- THE INPUT -
****************************************
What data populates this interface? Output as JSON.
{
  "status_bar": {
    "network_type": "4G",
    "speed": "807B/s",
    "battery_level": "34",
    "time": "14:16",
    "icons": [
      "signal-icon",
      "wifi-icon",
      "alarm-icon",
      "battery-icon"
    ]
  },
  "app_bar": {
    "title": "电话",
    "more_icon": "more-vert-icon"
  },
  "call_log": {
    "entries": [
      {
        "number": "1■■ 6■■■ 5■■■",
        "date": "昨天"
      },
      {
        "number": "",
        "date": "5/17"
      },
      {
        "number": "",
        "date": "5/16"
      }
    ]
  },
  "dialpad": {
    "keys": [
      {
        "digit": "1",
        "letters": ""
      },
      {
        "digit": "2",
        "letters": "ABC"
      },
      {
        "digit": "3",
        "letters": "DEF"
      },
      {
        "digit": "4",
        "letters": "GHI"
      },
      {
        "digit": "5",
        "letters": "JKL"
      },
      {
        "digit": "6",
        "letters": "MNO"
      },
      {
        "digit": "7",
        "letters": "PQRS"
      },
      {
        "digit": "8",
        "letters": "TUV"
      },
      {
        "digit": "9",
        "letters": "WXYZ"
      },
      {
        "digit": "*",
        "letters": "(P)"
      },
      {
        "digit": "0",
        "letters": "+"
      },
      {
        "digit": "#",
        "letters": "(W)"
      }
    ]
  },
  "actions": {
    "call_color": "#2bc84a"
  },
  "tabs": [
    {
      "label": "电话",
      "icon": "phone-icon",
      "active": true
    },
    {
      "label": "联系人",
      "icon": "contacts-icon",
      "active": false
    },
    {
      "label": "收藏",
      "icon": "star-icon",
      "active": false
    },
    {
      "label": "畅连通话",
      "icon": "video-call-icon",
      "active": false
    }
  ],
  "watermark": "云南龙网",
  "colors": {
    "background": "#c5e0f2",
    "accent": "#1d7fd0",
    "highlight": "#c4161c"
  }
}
****************************************
- TASK OBJECTIVE -
Please output the entries above, every line exactly as it reads.

- WRITTEN RESPONSE -
What data populates this interface? Output as JSON.
{
  "status_bar": {
    "network_type": "4G",
    "speed": "807B/s",
    "battery_level": "34",
    "time": "14:16",
    "icons": [
      "signal-icon",
      "wifi-icon",
      "alarm-icon",
      "battery-icon"
    ]
  },
  "app_bar": {
    "title": "电话",
    "more_icon": "more-vert-icon"
  },
  "call_log": {
    "entries": [
      {
        "number": "1■■ 6■■■ 5■■■",
        "date": "昨天"
      },
      {
        "number": "",
        "date": "5/17"
      },
      {
        "number": "",
        "date": "5/16"
      }
    ]
  },
  "dialpad": {
    "keys": [
      {
        "digit": "1",
        "letters": ""
      },
      {
        "digit": "2",
        "letters": "ABC"
      },
      {
        "digit": "3",
        "letters": "DEF"
      },
      {
        "digit": "4",
        "letters": "GHI"
      },
      {
        "digit": "5",
        "letters": "JKL"
      },
      {
        "digit": "6",
        "letters": "MNO"
      },
      {
        "digit": "7",
        "letters": "PQRS"
      },
      {
        "digit": "8",
        "letters": "TUV"
      },
      {
        "digit": "9",
        "letters": "WXYZ"
      },
      {
        "digit": "*",
        "letters": "(P)"
      },
      {
        "digit": "0",
        "letters": "+"
      },
      {
        "digit": "#",
        "letters": "(W)"
      }
    ]
  },
  "actions": {
    "call_color": "#2bc84a"
  },
  "tabs": [
    {
      "label": "电话",
      "icon": "phone-icon",
      "active": true
    },
    {
      "label": "联系人",
      "icon": "contacts-icon",
      "active": false
    },
    {
      "label": "收藏",
      "icon": "star-icon",
      "active": false
    },
    {
      "label": "畅连通话",
      "icon": "video-call-icon",
      "active": false
    }
  ],
  "watermark": "云南龙网",
  "colors": {
    "background": "#c5e0f2",
    "accent": "#1d7fd0",
    "highlight": "#c4161c"
  }
}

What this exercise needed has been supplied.